» DESCRIPTION OF THE TASK
Rewrite the stretch of lines from the one containing "callout: 92 percent: around" through the one containing "text: triple survival: correctly, you" as a Markdown table with columns named Row and Line, omitting blank lines.

Element and region listings

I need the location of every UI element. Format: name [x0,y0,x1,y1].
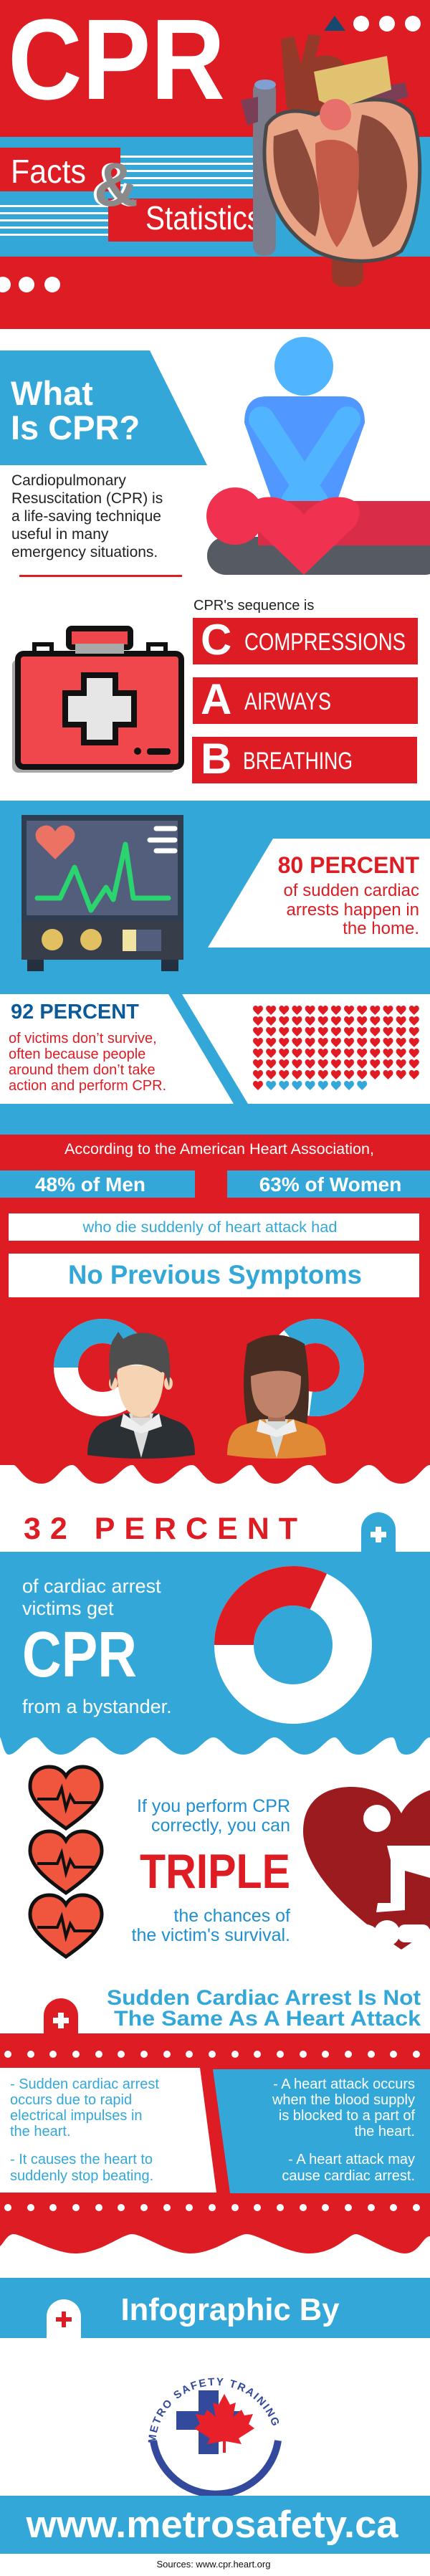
callout: 92 percent: around them don’t take [9,1062,156,1078]
heading: no previous symptoms [9,1254,419,1297]
stat: 48% of men [0,1170,195,1198]
icon: triangle and dots [324,16,421,32]
C compressions: C [201,616,231,664]
text: heart attack [213,2069,430,2193]
text: heart attack: is blocked to a part of [279,2108,415,2124]
text: definition [11,472,163,560]
text: triple survival: correctly, you can [151,1816,290,1836]
text: heart attack: cause cardiac arrest. [282,2168,415,2184]
panel: what is CPR [0,337,430,577]
heading: What Is CPR?: What [11,374,93,412]
text: sudden cardiac arrest: - It causes the heart to [10,2152,153,2167]
icon: heart monitor [22,815,183,971]
heading: What Is CPR?: Is CPR? [11,409,140,447]
A airways [193,675,418,724]
chart: men donut [66,1331,139,1404]
subtitle: Statistics [108,199,267,242]
illustration: CPR rescuer [206,337,430,575]
heading: SCA vs heart attack [107,1986,421,2031]
panel: CPR sequence [12,598,418,783]
stat: 63% of women [227,1170,430,1198]
text: triple survival: the chances of [173,1906,290,1926]
chart: 100 hearts [182,994,430,1104]
banner: infographic by: Infographic By [120,2292,340,2327]
text: triple survival [132,1796,290,1945]
panel: no previous symptoms: According to the American Heart Association, [64,1141,374,1158]
text: definition: emergency situations. [11,544,158,560]
C compressions [193,616,418,664]
callout: 92 percent: of victims don’t survive, [9,1031,157,1046]
callout: 80 percent [208,839,430,948]
heading: no previous symptoms: No Previous Symptoms [68,1260,362,1289]
icon: CPR heart [303,1787,430,1950]
text: triple survival: the victim's survival. [132,1925,290,1945]
subtitle: Statistics: Statistics [145,199,262,237]
banner: website [0,2496,430,2554]
subtitle: Facts: Facts [11,153,86,190]
icon: woman [227,1335,326,1459]
callout: 92 percent: action and perform CPR. [9,1078,166,1094]
callout: 92 percent: often because people [9,1046,145,1062]
panel: bystander CPR: from a bystander. [22,1696,172,1717]
icon: three hearts [30,1767,102,1957]
text: definition: a life-saving technique [11,508,161,525]
heading: SCA vs heart attack: The Same As A Heart Attack [114,2007,421,2031]
stat: 48% of men: 48% of Men [35,1173,145,1196]
callout: 80 percent: of sudden cardiac [284,881,419,900]
callout: 92 percent: 92 PERCENT [11,1001,139,1024]
panel: CPR sequence: CPR's sequence is [194,598,314,614]
ampersand: & [91,151,135,219]
callout: 80 percent: arrests happen in [287,900,419,920]
text: sudden cardiac arrest [0,2068,216,2193]
icon: first aid kit [12,629,181,773]
A airways: AIRWAYS [244,688,331,715]
icon: blue tab with cross [361,1512,396,1552]
callout: 92 percent [0,994,234,1104]
text: definition: useful in many [11,526,109,543]
text: heart attack: the heart. [354,2124,415,2139]
dots bottom left [0,277,60,292]
text: definition: Cardiopulmonary [11,472,126,489]
heading: 32 percent [24,1512,396,1552]
logo: metro safety training: METRO SAFETY TRAINING [148,2378,279,2443]
panel: no previous symptoms: who die suddenly of heart attack had [82,1219,337,1236]
illustration: anatomical heart [241,34,420,287]
panel: bystander CPR [0,1552,430,1755]
banner: website: www.metrosafety.ca [25,2504,398,2546]
text: heart attack: - A heart attack occurs [273,2076,415,2092]
panel: home statistics [0,801,430,1135]
callout: 80 percent: 80 PERCENT [278,852,419,878]
subtitle: Facts [0,148,120,191]
ampersand: & [94,151,138,219]
panel: bystander CPR: victims get [22,1598,114,1619]
text: sudden cardiac arrest: electrical impulses in [10,2108,143,2124]
text: sudden cardiac arrest: occurs due to rapid [10,2092,132,2108]
text: definition: Resuscitation (CPR) is [11,490,163,507]
chart: 32 percent donut [234,1585,353,1704]
heading: 32 percent: 32 PERCENT [24,1512,297,1546]
icon: man [87,1332,195,1459]
text: sudden cardiac arrest: the heart. [10,2124,71,2139]
panel: bystander CPR: CPR [22,1619,137,1691]
panel: no previous symptoms [0,1135,430,1484]
text: triple survival: If you perform CPR [137,1796,290,1816]
logo: metro safety training [148,2378,282,2496]
heading: SCA vs heart attack: Sudden Cardiac Arrest Is Not [107,1986,421,2010]
panel: comparison [0,2033,430,2253]
text: sudden cardiac arrest: - Sudden cardiac arrest [10,2076,159,2092]
text: sudden cardiac arrest: suddenly stop beating. [10,2168,153,2184]
text: triple survival: TRIPLE [140,1844,290,1899]
A airways: A [201,675,231,723]
B breathing: BREATHING [243,748,353,775]
text: heart attack: when the blood supply [272,2092,415,2108]
callout: 80 percent: the home. [343,919,419,938]
text: heart attack: - A heart attack may [288,2152,415,2167]
icon: red tab with cross [44,1998,78,2034]
chart: women donut [264,1316,367,1419]
panel: bystander CPR: of cardiac arrest [22,1575,161,1597]
header panel [0,0,430,329]
B breathing: B [201,735,231,783]
stat: 63% of women: 63% of Women [259,1173,401,1196]
banner: infographic by [0,2278,430,2339]
text: sources: Sources: www.cpr.heart.org [157,2559,270,2570]
heading: What Is CPR? [11,374,140,447]
B breathing [192,735,417,783]
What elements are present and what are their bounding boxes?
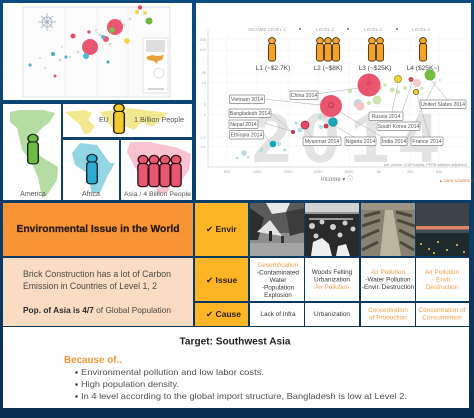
- panel: brick construction summary: Brick Construction has a lot of Carbon: [23, 269, 171, 279]
- issue cell: column 4: - Envir.: [432, 276, 452, 284]
- country labels: United States 2014: [421, 102, 465, 108]
- income level labels: L1 (~$2.7K): [256, 65, 290, 72]
- issue cell: column 3: -Envir. Destruction: [362, 284, 415, 291]
- panel: brick construction summary: [3, 258, 193, 326]
- panel: brick construction summary: Emission in Countries of Level 1, 2: [23, 281, 157, 291]
- photo: city at dusk: [416, 203, 469, 256]
- chart grid and axes: 0.2: [200, 135, 207, 140]
- chart grid and axes: 500: [224, 169, 231, 174]
- country labels: [229, 91, 466, 146]
- panel: brick construction summary: Pop. of Asia is 4/7 of Global Population: [23, 305, 171, 315]
- icon: compass rose: [38, 13, 56, 31]
- row label: Envir: ✔ Envir: [206, 224, 237, 234]
- photo: brick fields: [361, 203, 415, 256]
- label: EU: EU: [99, 117, 109, 124]
- icon: yellow person: [114, 104, 124, 133]
- cause cell: Concentration of Production: of Production: [369, 314, 407, 322]
- map legend panel: [143, 38, 168, 93]
- data source note: per person (GDP/capita, PPP$ inflation-adjusted): [384, 163, 468, 167]
- level headings: [248, 27, 430, 32]
- country labels: Bangladesh 2014: [230, 111, 270, 117]
- level headings: INCOME LEVEL 1: [248, 27, 286, 32]
- chart grid and axes: 0.1: [200, 144, 207, 149]
- chart grid and axes: 1000: [253, 169, 262, 174]
- country labels: Ethiopia 2014: [231, 133, 262, 139]
- panel: income level bubble chart: [196, 3, 473, 200]
- income level labels: L3 (~$25K): [359, 65, 391, 72]
- cause cell: Urbanization: Urbanization: [314, 311, 350, 318]
- country labels: India 2014: [382, 139, 406, 145]
- chart grid and axes: 8k: [377, 169, 381, 174]
- chart grid and axes: [199, 30, 470, 174]
- chart grid and axes: 4000: [314, 169, 323, 174]
- issue cell: column 3: Air Pollution: [371, 269, 405, 276]
- issue cell: column 3: -Water Pollution: [365, 276, 411, 284]
- cause cell: Lack of Infra: [250, 303, 304, 326]
- issue cell: column 4: Air Pollution: [425, 269, 459, 276]
- panel: Asia population: [121, 140, 192, 200]
- chart grid and axes: 100: [199, 47, 207, 52]
- cause cell: Concentration of Consumerism: [416, 303, 469, 326]
- cause cell: Concentration of Consumerism: Consumerism: [422, 314, 462, 322]
- heading panel: Environmental Issue in the World: Environmental Issue in the World: [16, 223, 180, 235]
- icon: blue person: [87, 154, 97, 184]
- issue cell: column 3: [361, 258, 415, 301]
- row label: Cause: ✔ Cause: [206, 309, 241, 319]
- country labels: Nepal 2014: [230, 122, 257, 128]
- issue cell: column 2: Urbanization: [314, 276, 350, 284]
- row label: Cause: [195, 303, 248, 326]
- cause cell: Lack of Infra: Lack of Infra: [260, 311, 296, 318]
- country labels: China 2014: [291, 93, 317, 99]
- map: world in yellow: [65, 108, 168, 134]
- country labels: Myanmar 2014: [305, 139, 339, 145]
- row label: Issue: ✔ Issue: [206, 275, 237, 285]
- subheading: because of: Because of..: [64, 355, 122, 366]
- chart grid and axes: 200: [199, 37, 207, 42]
- label: America: America: [20, 191, 46, 198]
- label: Africa: Africa: [82, 191, 100, 198]
- map: Americas: [10, 110, 58, 198]
- country labels: France 2014: [412, 139, 442, 145]
- row label: Envir: [195, 203, 248, 256]
- issue cell: column 2: [305, 258, 359, 301]
- heading panel: Environmental Issue in the World: [3, 203, 193, 256]
- x axis title: Income ▾ ⓘ: [321, 175, 353, 183]
- panel: EU population: [63, 104, 192, 137]
- cause cell: Concentration of Consumerism: Concentration of: [419, 307, 466, 314]
- country labels: Vietnam 2014: [231, 97, 263, 103]
- reasons list: [75, 368, 407, 401]
- income level labels: L4 ($25K~): [407, 65, 439, 72]
- icon: four red people: [138, 155, 181, 187]
- world map bubbles: [28, 5, 152, 77]
- chart grid and axes: 1: [204, 112, 207, 117]
- bubbles: [236, 70, 441, 159]
- chart grid and axes: 2: [204, 102, 207, 107]
- panel: world income bubble map: [3, 3, 192, 100]
- issue cell: column 4: [416, 258, 469, 301]
- watermark year 2014: 2014: [252, 99, 438, 177]
- issue cell: column 1: Water: [270, 277, 287, 284]
- issue cell: column 1: [250, 258, 304, 301]
- chart grid and axes: 2000: [284, 169, 293, 174]
- icons: orange people by income level: [268, 37, 427, 61]
- level headings: LEVEL 2: [316, 27, 334, 32]
- reasons list: Environmental pollution and low labor costs.: [81, 368, 264, 377]
- chart grid and axes: 6000: [345, 169, 354, 174]
- level headings: LEVEL 4: [412, 27, 430, 32]
- issue cell: column 4: Destruction: [426, 284, 459, 291]
- issue cell: column 2: Woods Felling: [312, 269, 353, 276]
- chart grid and axes: 32k: [407, 169, 413, 174]
- heading: target: Target: Southwest Asia: [180, 336, 291, 348]
- photo: crowd and urbanization: [305, 203, 359, 256]
- country labels: Russia 2014: [372, 114, 401, 120]
- map: Africa: [72, 143, 115, 193]
- issue cell: column 1: Explosion: [264, 292, 292, 299]
- cause cell: Concentration of Production: [361, 303, 415, 326]
- issue cell: column 1: -Contaminated: [257, 270, 299, 276]
- issue cell: column 1: Desertification: [258, 262, 299, 269]
- panel: America population: [3, 104, 61, 200]
- chart grid and axes: 64k: [436, 169, 442, 174]
- label: Asia / 4 Billion People: Asia / 4 Billion People: [124, 191, 191, 198]
- leader lines: [264, 80, 450, 143]
- row label: Issue: [195, 258, 248, 301]
- issue cell: column 1: -Population: [262, 284, 295, 292]
- chart grid and axes: 20: [202, 70, 207, 75]
- income level labels: [256, 65, 439, 72]
- photo: desertification: [250, 203, 304, 256]
- country labels: Nigeria 2014: [346, 139, 375, 145]
- reasons list: In 4 level according to the global import structure, Bangladesh is low at Level 2.: [81, 392, 407, 401]
- data source link: ▲ DATA SOURCES: [439, 179, 473, 183]
- map: Asia: [127, 142, 191, 194]
- label: 1 Billion People: 1 Billion People: [134, 115, 184, 124]
- icon: green person: [28, 134, 38, 164]
- panel: Africa population: [63, 140, 119, 200]
- issue cell: column 2: Air Pollution: [315, 284, 349, 291]
- panel: target conclusion: [3, 327, 469, 408]
- cause cell: Urbanization: [305, 303, 359, 326]
- cause cell: Concentration of Production: Concentration: [368, 307, 408, 314]
- income level labels: L2 (~$8K): [313, 65, 343, 72]
- level headings: LEVEL 3: [364, 27, 382, 32]
- reasons list: High population density.: [81, 380, 179, 389]
- country labels: South Korea 2014: [378, 124, 420, 130]
- chart grid and axes: 10: [202, 80, 207, 85]
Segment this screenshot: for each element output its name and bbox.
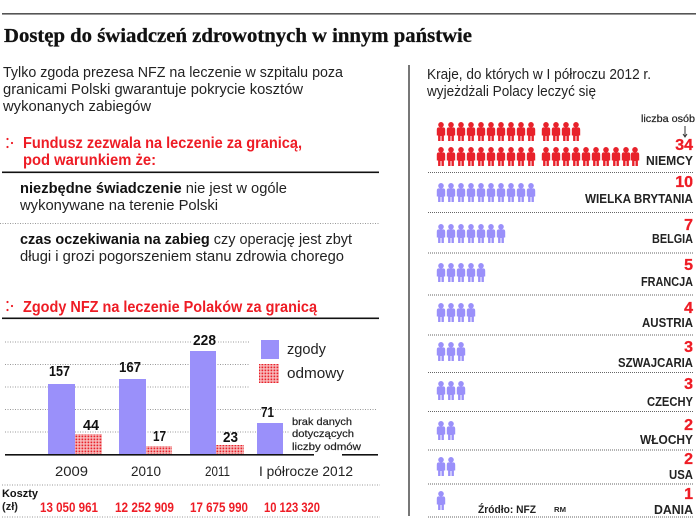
value labels: 44: [83, 417, 100, 434]
source: Źródło: NFZ: [478, 503, 536, 516]
row: Belgia: 7: [684, 217, 693, 234]
row: Dania: 1: [684, 486, 693, 503]
costs row: 17 675 990: [190, 499, 248, 515]
panel: countries: [428, 113, 695, 517]
intro text: wykonanych zabiegów: [2, 98, 151, 115]
icon: red dots bullet: [6, 138, 13, 148]
intro text: Tylko zgoda prezesa NFZ na leczenie w szpitalu poza: [3, 64, 344, 81]
row: Niemcy: [437, 122, 693, 168]
value labels: 71: [261, 404, 274, 421]
costs row: 10 123 320: [264, 499, 320, 515]
top rule: [2, 13, 696, 15]
note: no data: liczby odmów: [292, 441, 361, 453]
text block: condition two: długi i grozi pogorszeniem stanu zdrowia chorego: [20, 248, 344, 265]
legend: odmowy: [287, 366, 345, 382]
costs row: 13 050 961: [40, 499, 98, 515]
row: Wielka Brytania: 10: [675, 174, 693, 191]
row: USA: 2: [684, 451, 693, 468]
year labels: [55, 463, 353, 479]
row: Włochy: [437, 417, 693, 447]
title: Dostęp do świadczeń zdrowotnych w innym państwie: [4, 25, 472, 47]
year labels: 2010: [131, 463, 161, 479]
text block: condition one: niezbędne świadczenie nie jest w ogóle: [20, 180, 287, 197]
costs row: 12 252 909: [115, 499, 174, 515]
right panel heading: wyjeżdżali Polacy leczyć się: [426, 83, 596, 100]
row: Niemcy: NIEMCY: [646, 153, 693, 168]
value labels: 23: [223, 429, 238, 446]
row: Dania: [437, 486, 694, 517]
row: Belgia: [437, 217, 693, 246]
bar 2012: [257, 423, 283, 455]
intro text: granicami Polski gwarantuje pokrycie kosztów: [3, 81, 303, 98]
year labels: 2009: [55, 463, 88, 479]
value labels: 17: [153, 428, 166, 445]
row: Wielka Brytania: [437, 174, 694, 206]
intro text: [2, 64, 344, 115]
panel: conditions: [0, 135, 380, 265]
row: Francja: [437, 257, 694, 289]
text block: condition one: [19, 180, 287, 214]
value labels: 228: [193, 332, 216, 349]
heading: conditions: [23, 135, 302, 169]
source: [478, 503, 566, 516]
bar chart: [5, 332, 378, 479]
row: Włochy: 2: [684, 417, 693, 434]
legend: [259, 340, 345, 383]
note: no data: [292, 416, 361, 453]
label: number of people: liczba osób: [641, 113, 695, 125]
column divider: [408, 65, 410, 516]
year labels: 2011: [205, 463, 230, 479]
heading: approvals: Zgody NFZ na leczenie Polaków za granicą: [23, 299, 317, 316]
row: Czechy: [437, 376, 693, 409]
heading: conditions: Fundusz zezwala na leczenie za granicą,: [23, 135, 302, 152]
row: Austria: [437, 300, 694, 330]
row: Niemcy: 34: [675, 137, 693, 154]
axis: [5, 454, 378, 456]
note: no data: dotyczących: [292, 428, 354, 440]
row: Szwajcaria: [437, 339, 694, 370]
bars 2009: [48, 384, 102, 455]
right panel heading: [426, 66, 651, 100]
heading: conditions: pod warunkiem że:: [23, 152, 156, 169]
row: USA: USA: [669, 467, 694, 482]
bars 2011: [190, 351, 244, 455]
bars 2010: [119, 379, 172, 455]
note: no data: brak danych: [292, 416, 352, 428]
legend: zgody: [287, 342, 327, 358]
value labels: [49, 332, 274, 446]
value labels: 157: [49, 363, 70, 380]
year labels: I półrocze 2012: [259, 463, 353, 479]
text block: condition one: wykonywane na terenie Polski: [19, 197, 218, 214]
costs row: [2, 488, 320, 515]
costs row: (zł): [2, 501, 18, 513]
label: number of people: [641, 113, 695, 137]
text block: condition two: [20, 231, 353, 265]
source: RM: [554, 507, 566, 514]
row: Dania: DANIA: [654, 502, 694, 517]
panel: approvals chart: [2, 299, 380, 517]
row: Francja: 5: [684, 257, 693, 274]
row: Austria: 4: [684, 300, 693, 317]
text block: condition two: czas oczekiwania na zabieg czy operację jest zbyt: [20, 231, 353, 248]
costs row: Koszty: [2, 488, 39, 500]
row: Czechy: 3: [684, 376, 693, 393]
right panel heading: Kraje, do których w I półroczu 2012 r.: [427, 66, 651, 83]
row: USA: [437, 451, 694, 482]
value labels: 167: [119, 359, 141, 376]
icon: red dots bullet: [6, 301, 13, 311]
row: Szwajcaria: 3: [684, 339, 693, 356]
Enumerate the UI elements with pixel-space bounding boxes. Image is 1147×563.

» THE RESULT
| Row | Line |
|---|---|
| 1 | callout: 92 percent: around them don’t take [9,1062,156,1078] |
| 2 | heading: no previous symptoms [9,1254,419,1297] |
| 3 | stat: 48% of men [0,1170,195,1198] |
| 4 | icon: triangle and dots [324,16,421,32] |
| 5 | C compressions: C [201,616,231,664] |
| 6 | text: heart attack [213,2069,430,2193] |
| 7 | text: heart attack: is blocked to a part of [279,2108,415,2124] |
| 8 | text: definition [11,472,163,560] |
| 9 | text: triple survival: correctly, you can [151,1816,290,1836] |